§ **DESCRIPTION OF THE TASK**
Gather all lines from the material that contain "fischwerch".

==========

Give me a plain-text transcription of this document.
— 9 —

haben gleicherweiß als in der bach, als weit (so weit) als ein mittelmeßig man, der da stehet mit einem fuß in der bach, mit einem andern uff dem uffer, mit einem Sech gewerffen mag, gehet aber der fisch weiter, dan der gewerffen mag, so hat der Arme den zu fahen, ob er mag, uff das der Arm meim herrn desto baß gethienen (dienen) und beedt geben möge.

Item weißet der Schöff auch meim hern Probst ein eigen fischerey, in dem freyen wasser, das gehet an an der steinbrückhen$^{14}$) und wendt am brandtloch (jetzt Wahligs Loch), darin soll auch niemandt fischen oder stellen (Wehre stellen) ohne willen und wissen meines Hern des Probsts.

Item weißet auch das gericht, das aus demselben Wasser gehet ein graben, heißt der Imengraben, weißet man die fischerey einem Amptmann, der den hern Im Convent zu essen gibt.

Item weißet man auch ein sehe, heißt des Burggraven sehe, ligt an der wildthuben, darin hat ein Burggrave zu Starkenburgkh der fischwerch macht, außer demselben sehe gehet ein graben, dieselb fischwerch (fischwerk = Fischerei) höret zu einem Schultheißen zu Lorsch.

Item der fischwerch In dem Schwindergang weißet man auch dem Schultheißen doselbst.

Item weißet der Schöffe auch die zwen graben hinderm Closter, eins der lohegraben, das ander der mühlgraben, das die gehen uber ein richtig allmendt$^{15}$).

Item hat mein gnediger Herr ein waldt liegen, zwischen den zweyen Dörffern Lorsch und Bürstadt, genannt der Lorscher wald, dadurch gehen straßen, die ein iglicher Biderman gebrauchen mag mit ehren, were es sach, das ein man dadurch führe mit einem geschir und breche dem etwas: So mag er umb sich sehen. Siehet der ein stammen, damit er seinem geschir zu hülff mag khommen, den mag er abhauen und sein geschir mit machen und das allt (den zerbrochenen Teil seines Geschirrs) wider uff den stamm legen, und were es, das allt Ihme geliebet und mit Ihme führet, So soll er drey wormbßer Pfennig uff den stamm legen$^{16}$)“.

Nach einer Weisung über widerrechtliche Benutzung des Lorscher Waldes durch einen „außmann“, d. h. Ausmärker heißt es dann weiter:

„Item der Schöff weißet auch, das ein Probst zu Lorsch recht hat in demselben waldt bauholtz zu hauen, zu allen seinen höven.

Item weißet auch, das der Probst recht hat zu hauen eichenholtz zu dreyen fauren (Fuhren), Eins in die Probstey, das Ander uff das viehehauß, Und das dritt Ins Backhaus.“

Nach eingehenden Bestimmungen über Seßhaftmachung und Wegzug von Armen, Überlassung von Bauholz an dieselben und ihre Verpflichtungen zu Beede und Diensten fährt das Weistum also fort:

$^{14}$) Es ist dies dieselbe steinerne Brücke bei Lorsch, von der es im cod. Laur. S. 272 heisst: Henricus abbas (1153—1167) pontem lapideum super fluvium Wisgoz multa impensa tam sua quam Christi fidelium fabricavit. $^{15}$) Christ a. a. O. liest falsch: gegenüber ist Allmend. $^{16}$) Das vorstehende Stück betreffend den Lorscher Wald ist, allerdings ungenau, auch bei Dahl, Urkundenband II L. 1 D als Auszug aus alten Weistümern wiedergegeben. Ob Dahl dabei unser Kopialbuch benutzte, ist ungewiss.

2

==========

§ **RESULT BELOW**
Item weißet man auch ein sehe, heißt des Burggraven sehe, ligt an der wildthuben, darin hat ein Burggrave zu Starkenburgkh der fischwerch macht, außer demselben sehe gehet ein graben, dieselb fischwerch (fischwerk = Fischerei) höret zu einem Schultheißen zu Lorsch.
Item der fischwerch In dem Schwindergang weißet man auch dem Schultheißen doselbst.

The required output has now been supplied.